• [Exercise details]: Please copy all the lines that follow, word for word.

Saved data entries

····················

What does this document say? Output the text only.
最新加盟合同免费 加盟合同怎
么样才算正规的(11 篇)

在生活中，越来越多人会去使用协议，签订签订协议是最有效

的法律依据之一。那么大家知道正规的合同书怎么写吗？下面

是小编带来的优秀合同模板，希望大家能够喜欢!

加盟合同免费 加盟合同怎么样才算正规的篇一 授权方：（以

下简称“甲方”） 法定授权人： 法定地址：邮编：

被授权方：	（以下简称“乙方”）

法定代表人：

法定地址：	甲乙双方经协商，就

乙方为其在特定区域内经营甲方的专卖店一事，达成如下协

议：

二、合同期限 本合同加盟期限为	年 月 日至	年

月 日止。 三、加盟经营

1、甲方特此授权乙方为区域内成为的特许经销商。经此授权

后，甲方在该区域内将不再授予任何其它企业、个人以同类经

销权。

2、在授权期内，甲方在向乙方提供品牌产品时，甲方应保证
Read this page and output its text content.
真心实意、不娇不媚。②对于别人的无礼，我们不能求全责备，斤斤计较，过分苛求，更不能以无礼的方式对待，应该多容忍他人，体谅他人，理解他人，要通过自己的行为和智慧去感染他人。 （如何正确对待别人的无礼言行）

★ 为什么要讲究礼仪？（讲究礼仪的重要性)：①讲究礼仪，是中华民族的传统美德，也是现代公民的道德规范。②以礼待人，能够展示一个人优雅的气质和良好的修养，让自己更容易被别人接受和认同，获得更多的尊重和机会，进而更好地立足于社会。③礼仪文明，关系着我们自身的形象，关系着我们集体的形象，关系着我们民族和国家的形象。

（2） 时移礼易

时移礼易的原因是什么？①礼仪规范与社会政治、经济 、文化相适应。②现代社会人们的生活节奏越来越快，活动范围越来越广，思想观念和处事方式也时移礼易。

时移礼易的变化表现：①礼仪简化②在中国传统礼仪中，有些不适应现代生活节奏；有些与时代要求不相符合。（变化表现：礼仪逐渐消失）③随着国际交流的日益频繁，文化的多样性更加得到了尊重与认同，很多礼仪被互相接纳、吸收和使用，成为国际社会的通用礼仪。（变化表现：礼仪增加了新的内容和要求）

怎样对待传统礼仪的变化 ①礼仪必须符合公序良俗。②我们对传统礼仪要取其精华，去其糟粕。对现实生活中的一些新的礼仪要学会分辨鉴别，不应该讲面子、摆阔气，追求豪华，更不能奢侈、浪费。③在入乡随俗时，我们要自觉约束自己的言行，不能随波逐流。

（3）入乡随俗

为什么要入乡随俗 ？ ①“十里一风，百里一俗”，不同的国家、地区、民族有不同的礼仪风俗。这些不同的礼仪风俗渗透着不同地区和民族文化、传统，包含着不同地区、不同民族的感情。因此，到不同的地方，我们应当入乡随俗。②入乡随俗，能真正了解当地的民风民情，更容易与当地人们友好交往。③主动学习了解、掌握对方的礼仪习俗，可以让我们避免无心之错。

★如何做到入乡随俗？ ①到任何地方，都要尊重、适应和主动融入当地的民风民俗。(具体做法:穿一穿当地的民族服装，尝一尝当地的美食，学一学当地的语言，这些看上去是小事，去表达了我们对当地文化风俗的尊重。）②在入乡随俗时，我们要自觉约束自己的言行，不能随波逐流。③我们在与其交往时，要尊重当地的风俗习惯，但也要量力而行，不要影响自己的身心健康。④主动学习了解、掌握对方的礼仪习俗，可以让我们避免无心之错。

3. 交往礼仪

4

····················

• [The response]:
What does this document say? Output the text only.
最新加盟合同免费 加盟合同怎
么样才算正规的(11 篇)

在生活中，越来越多人会去使用协议，签订签订协议是最有效

的法律依据之一。那么大家知道正规的合同书怎么写吗？下面

是小编带来的优秀合同模板，希望大家能够喜欢!

加盟合同免费 加盟合同怎么样才算正规的篇一 授权方：（以

下简称“甲方”） 法定授权人： 法定地址：邮编：

被授权方：	（以下简称“乙方”）

法定代表人：

法定地址：	甲乙双方经协商，就

乙方为其在特定区域内经营甲方的专卖店一事，达成如下协

议：

二、合同期限 本合同加盟期限为	年 月 日至	年

月 日止。 三、加盟经营

1、甲方特此授权乙方为区域内成为的特许经销商。经此授权

后，甲方在该区域内将不再授予任何其它企业、个人以同类经

销权。

2、在授权期内，甲方在向乙方提供品牌产品时，甲方应保证
Read this page and output its text content.
真心实意、不娇不媚。②对于别人的无礼，我们不能求全责备，斤斤计较，过分苛求，更不能以无礼的方式对待，应该多容忍他人，体谅他人，理解他人，要通过自己的行为和智慧去感染他人。 （如何正确对待别人的无礼言行）

★ 为什么要讲究礼仪？（讲究礼仪的重要性)：①讲究礼仪，是中华民族的传统美德，也是现代公民的道德规范。②以礼待人，能够展示一个人优雅的气质和良好的修养，让自己更容易被别人接受和认同，获得更多的尊重和机会，进而更好地立足于社会。③礼仪文明，关系着我们自身的形象，关系着我们集体的形象，关系着我们民族和国家的形象。

（2） 时移礼易

时移礼易的原因是什么？①礼仪规范与社会政治、经济 、文化相适应。②现代社会人们的生活节奏越来越快，活动范围越来越广，思想观念和处事方式也时移礼易。

时移礼易的变化表现：①礼仪简化②在中国传统礼仪中，有些不适应现代生活节奏；有些与时代要求不相符合。（变化表现：礼仪逐渐消失）③随着国际交流的日益频繁，文化的多样性更加得到了尊重与认同，很多礼仪被互相接纳、吸收和使用，成为国际社会的通用礼仪。（变化表现：礼仪增加了新的内容和要求）

怎样对待传统礼仪的变化 ①礼仪必须符合公序良俗。②我们对传统礼仪要取其精华，去其糟粕。对现实生活中的一些新的礼仪要学会分辨鉴别，不应该讲面子、摆阔气，追求豪华，更不能奢侈、浪费。③在入乡随俗时，我们要自觉约束自己的言行，不能随波逐流。

（3）入乡随俗

为什么要入乡随俗 ？ ①“十里一风，百里一俗”，不同的国家、地区、民族有不同的礼仪风俗。这些不同的礼仪风俗渗透着不同地区和民族文化、传统，包含着不同地区、不同民族的感情。因此，到不同的地方，我们应当入乡随俗。②入乡随俗，能真正了解当地的民风民情，更容易与当地人们友好交往。③主动学习了解、掌握对方的礼仪习俗，可以让我们避免无心之错。

★如何做到入乡随俗？ ①到任何地方，都要尊重、适应和主动融入当地的民风民俗。(具体做法:穿一穿当地的民族服装，尝一尝当地的美食，学一学当地的语言，这些看上去是小事，去表达了我们对当地文化风俗的尊重。）②在入乡随俗时，我们要自觉约束自己的言行，不能随波逐流。③我们在与其交往时，要尊重当地的风俗习惯，但也要量力而行，不要影响自己的身心健康。④主动学习了解、掌握对方的礼仪习俗，可以让我们避免无心之错。

3. 交往礼仪

4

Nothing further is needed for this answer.